**WHAT THE TASK ASKS**
Only the number is wanted: count the lines that include the word "color".

**RECORDS TO USE**
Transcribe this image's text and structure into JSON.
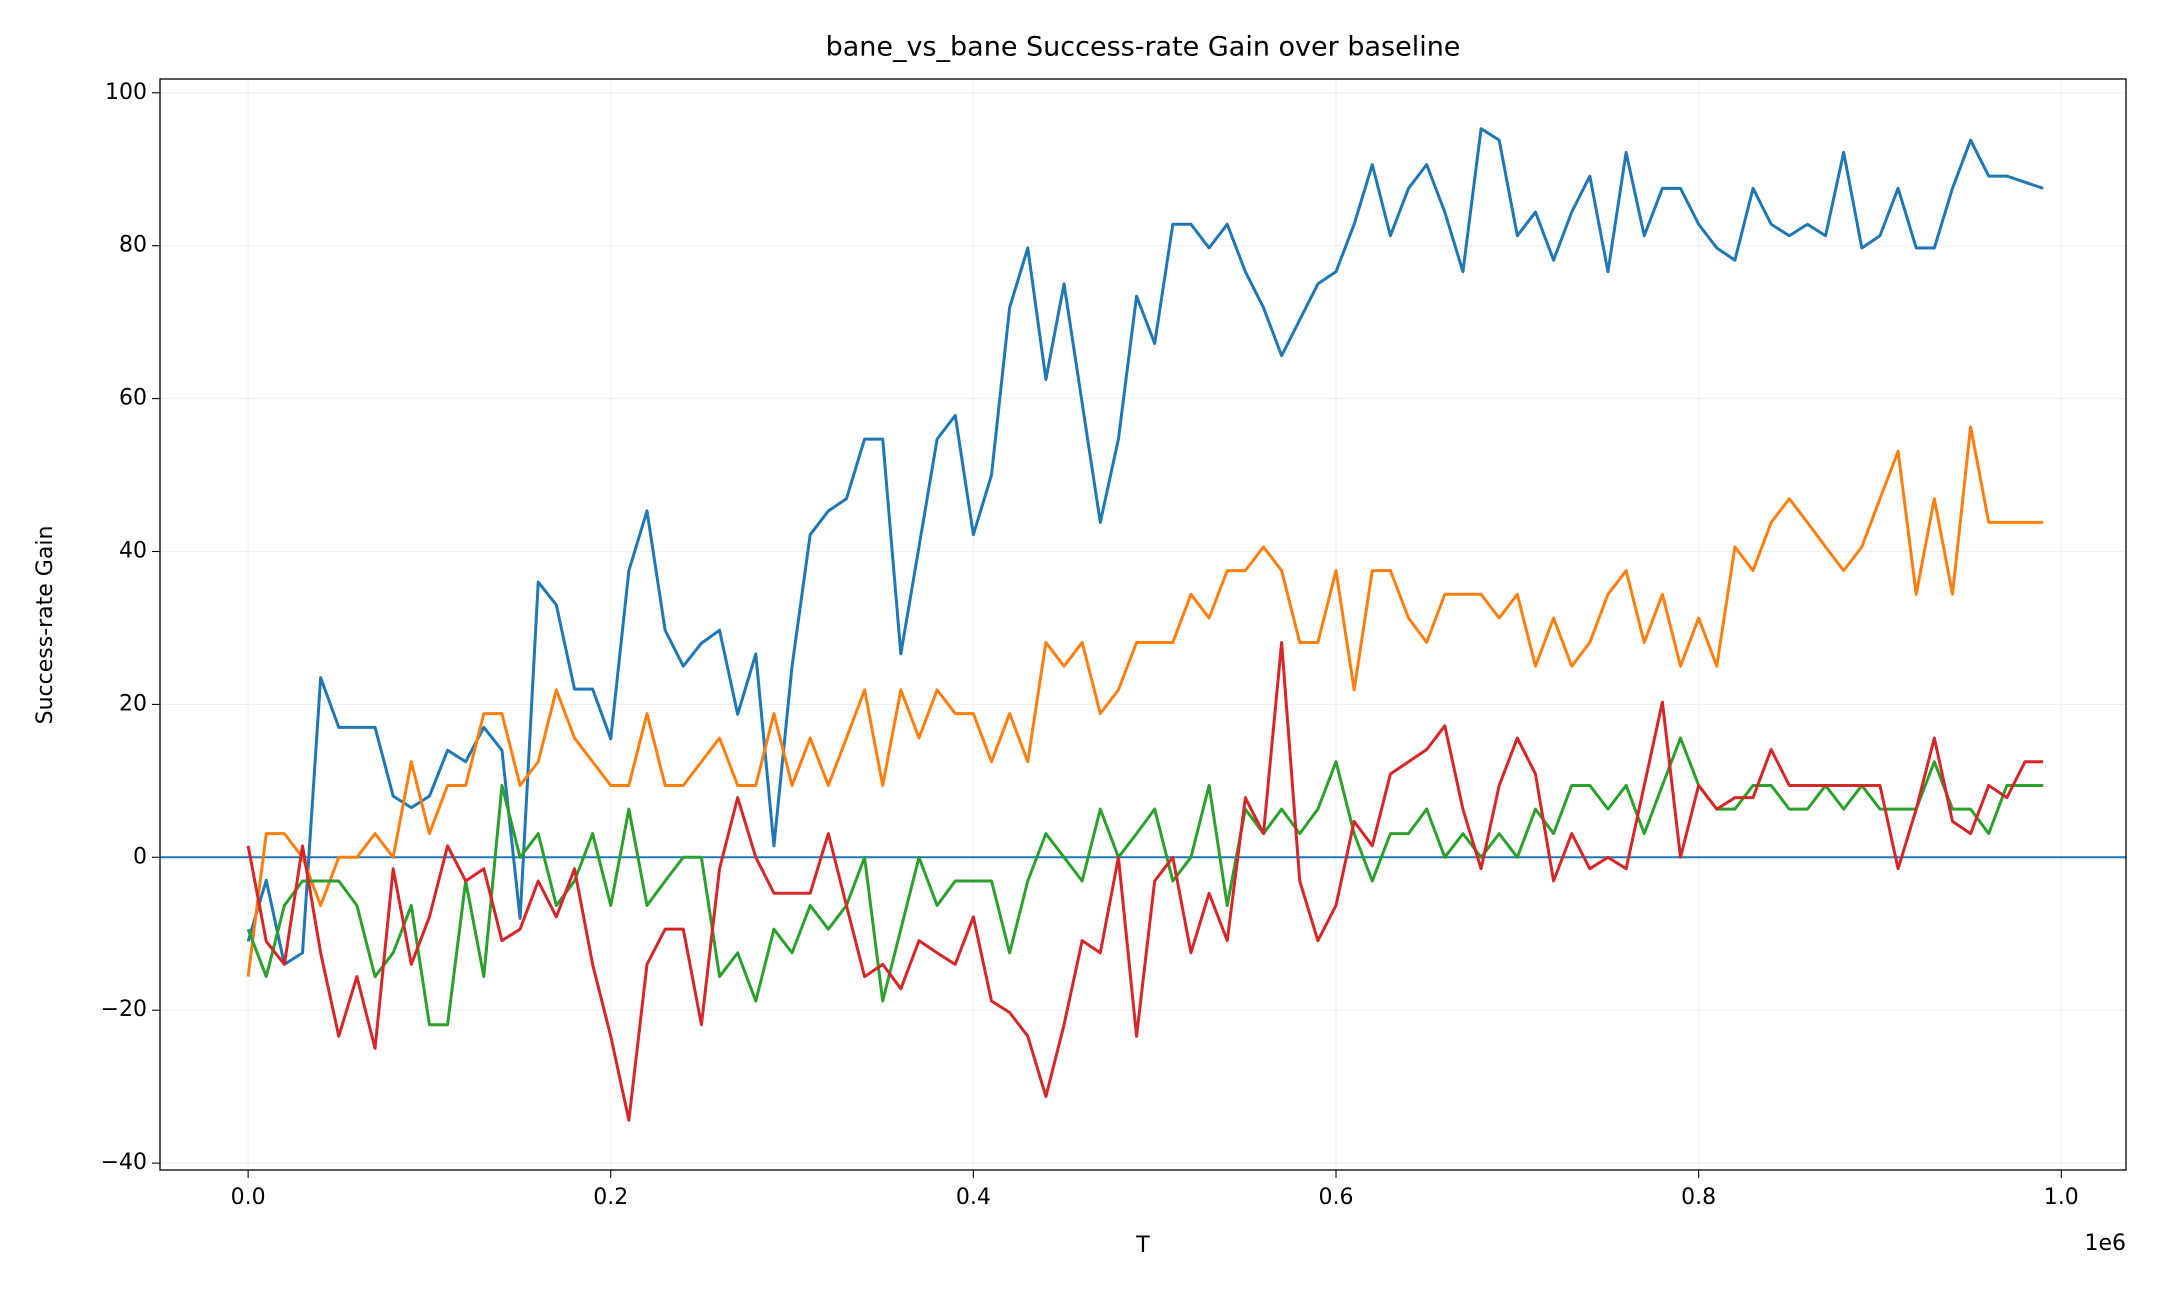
{
  "chart_data": {
    "type": "line",
    "title": "bane_vs_bane Success-rate Gain over baseline",
    "xlabel": "T",
    "ylabel": "Success-rate Gain",
    "x_offset_label": "1e6",
    "x": [
      0,
      0.01,
      0.02,
      0.03,
      0.04,
      0.05,
      0.06,
      0.07,
      0.08,
      0.09,
      0.1,
      0.11,
      0.12,
      0.13,
      0.14,
      0.15,
      0.16,
      0.17,
      0.18,
      0.19,
      0.2,
      0.21,
      0.22,
      0.23,
      0.24,
      0.25,
      0.26,
      0.27,
      0.28,
      0.29,
      0.3,
      0.31,
      0.32,
      0.33,
      0.34,
      0.35,
      0.36,
      0.37,
      0.38,
      0.39,
      0.4,
      0.41,
      0.42,
      0.43,
      0.44,
      0.45,
      0.46,
      0.47,
      0.48,
      0.49,
      0.5,
      0.51,
      0.52,
      0.53,
      0.54,
      0.55,
      0.56,
      0.57,
      0.58,
      0.59,
      0.6,
      0.61,
      0.62,
      0.63,
      0.64,
      0.65,
      0.66,
      0.67,
      0.68,
      0.69,
      0.7,
      0.71,
      0.72,
      0.73,
      0.74,
      0.75,
      0.76,
      0.77,
      0.78,
      0.79,
      0.8,
      0.81,
      0.82,
      0.83,
      0.84,
      0.85,
      0.86,
      0.87,
      0.88,
      0.89,
      0.9,
      0.91,
      0.92,
      0.93,
      0.94,
      0.95,
      0.96,
      0.97,
      0.98,
      0.99
    ],
    "series": [
      {
        "color": "#1f77b4",
        "values": [
          -11,
          -3,
          -14,
          -12.5,
          23.5,
          17,
          17,
          17,
          8,
          6.5,
          8,
          14,
          12.5,
          17,
          14,
          -8,
          36,
          33,
          22,
          22,
          15.5,
          37.5,
          45.3,
          29.7,
          25,
          28,
          29.7,
          18.7,
          26.6,
          1.5,
          25,
          42.2,
          45.3,
          46.9,
          54.7,
          54.7,
          26.6,
          40.6,
          54.7,
          57.8,
          42.2,
          50,
          71.9,
          79.7,
          62.5,
          75,
          59.4,
          43.8,
          54.7,
          73.4,
          67.2,
          82.8,
          82.8,
          79.7,
          82.8,
          76.6,
          71.9,
          65.6,
          70.3,
          75,
          76.6,
          82.8,
          90.6,
          81.3,
          87.5,
          90.6,
          84.4,
          76.6,
          95.3,
          93.8,
          81.3,
          84.4,
          78.1,
          84.4,
          89.1,
          76.6,
          92.2,
          81.3,
          87.5,
          87.5,
          82.8,
          79.7,
          78.1,
          87.5,
          82.8,
          81.3,
          82.8,
          81.3,
          92.2,
          79.7,
          81.3,
          87.5,
          79.7,
          79.7,
          87.5,
          93.8,
          89.1,
          89.1,
          88.3,
          87.5
        ]
      },
      {
        "color": "#ff7f0e",
        "values": [
          -15.6,
          3.1,
          3.1,
          0,
          -6.3,
          0,
          0,
          3.1,
          0,
          12.5,
          3.1,
          9.4,
          9.4,
          18.8,
          18.8,
          9.4,
          12.5,
          21.9,
          15.6,
          12.5,
          9.4,
          9.4,
          18.8,
          9.4,
          9.4,
          12.5,
          15.6,
          9.4,
          9.4,
          18.8,
          9.4,
          15.6,
          9.4,
          15.6,
          21.9,
          9.4,
          21.9,
          15.6,
          21.9,
          18.8,
          18.8,
          12.5,
          18.8,
          12.5,
          28.1,
          25,
          28.1,
          18.8,
          21.9,
          28.1,
          28.1,
          28.1,
          34.4,
          31.3,
          37.5,
          37.5,
          40.6,
          37.5,
          28.1,
          28.1,
          37.5,
          21.9,
          37.5,
          37.5,
          31.3,
          28.1,
          34.4,
          34.4,
          34.4,
          31.3,
          34.4,
          25,
          31.3,
          25,
          28.1,
          34.4,
          37.5,
          28.1,
          34.4,
          25,
          31.3,
          25,
          40.6,
          37.5,
          43.8,
          46.9,
          43.8,
          40.6,
          37.5,
          40.6,
          46.9,
          53.1,
          34.4,
          46.9,
          34.4,
          56.3,
          43.8,
          43.8,
          43.8,
          43.8
        ]
      },
      {
        "color": "#2ca02c",
        "values": [
          -9.4,
          -15.6,
          -6.3,
          -3.1,
          -3.1,
          -3.1,
          -6.3,
          -15.6,
          -12.5,
          -6.3,
          -21.9,
          -21.9,
          -3.1,
          -15.6,
          9.4,
          0,
          3.1,
          -6.3,
          -3.1,
          3.1,
          -6.3,
          6.3,
          -6.3,
          -3.1,
          0,
          0,
          -15.6,
          -12.5,
          -18.8,
          -9.4,
          -12.5,
          -6.3,
          -9.4,
          -6.3,
          0,
          -18.8,
          -9.4,
          0,
          -6.3,
          -3.1,
          -3.1,
          -3.1,
          -12.5,
          -3.1,
          3.1,
          0,
          -3.1,
          6.3,
          0,
          3.1,
          6.3,
          -3.1,
          0,
          9.4,
          -6.3,
          6.3,
          3.1,
          6.3,
          3.1,
          6.3,
          12.5,
          3.1,
          -3.1,
          3.1,
          3.1,
          6.3,
          0,
          3.1,
          0,
          3.1,
          0,
          6.3,
          3.1,
          9.4,
          9.4,
          6.3,
          9.4,
          3.1,
          9.4,
          15.6,
          9.4,
          6.3,
          6.3,
          9.4,
          9.4,
          6.3,
          6.3,
          9.4,
          6.3,
          9.4,
          6.3,
          6.3,
          6.3,
          12.5,
          6.3,
          6.3,
          3.1,
          9.4,
          9.4,
          9.4
        ]
      },
      {
        "color": "#d62728",
        "values": [
          1.5,
          -11,
          -14,
          1.5,
          -12.5,
          -23.4,
          -15.6,
          -25,
          -1.5,
          -14,
          -7.8,
          1.5,
          -3.1,
          -1.5,
          -10.9,
          -9.4,
          -3.1,
          -7.8,
          -1.5,
          -14,
          -23.4,
          -34.4,
          -14,
          -9.4,
          -9.4,
          -21.9,
          -1.5,
          7.8,
          0,
          -4.7,
          -4.7,
          -4.7,
          3.1,
          -6.3,
          -15.6,
          -14,
          -17.2,
          -10.9,
          -12.5,
          -14,
          -7.8,
          -18.8,
          -20.3,
          -23.4,
          -31.3,
          -21.9,
          -10.9,
          -12.5,
          0,
          -23.4,
          -3.1,
          0,
          -12.5,
          -4.7,
          -10.9,
          7.8,
          3.1,
          28.1,
          -3.1,
          -10.9,
          -6.3,
          4.7,
          1.5,
          10.9,
          12.5,
          14.1,
          17.2,
          6.3,
          -1.5,
          9.4,
          15.6,
          10.9,
          -3.1,
          3.1,
          -1.5,
          0,
          -1.5,
          9.4,
          20.3,
          0,
          9.4,
          6.3,
          7.8,
          7.8,
          14.1,
          9.4,
          9.4,
          9.4,
          9.4,
          9.4,
          9.4,
          -1.5,
          6.3,
          15.6,
          4.7,
          3.1,
          9.4,
          7.8,
          12.5,
          12.5
        ]
      }
    ],
    "hline": {
      "value": 0,
      "color": "#1f77b4"
    },
    "xlim": [
      -0.0486,
      1.0357
    ],
    "ylim": [
      -40.9,
      101.8
    ],
    "xticks": [
      {
        "value": 0,
        "label": "0.0"
      },
      {
        "value": 0.2,
        "label": "0.2"
      },
      {
        "value": 0.4,
        "label": "0.4"
      },
      {
        "value": 0.6,
        "label": "0.6"
      },
      {
        "value": 0.8,
        "label": "0.8"
      },
      {
        "value": 1,
        "label": "1.0"
      }
    ],
    "yticks": [
      {
        "value": -40,
        "label": "−40"
      },
      {
        "value": -20,
        "label": "−20"
      },
      0,
      20,
      40,
      60,
      80,
      100
    ],
    "grid": true
  }
}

**RESULT FOR THIS EXERCISE**
5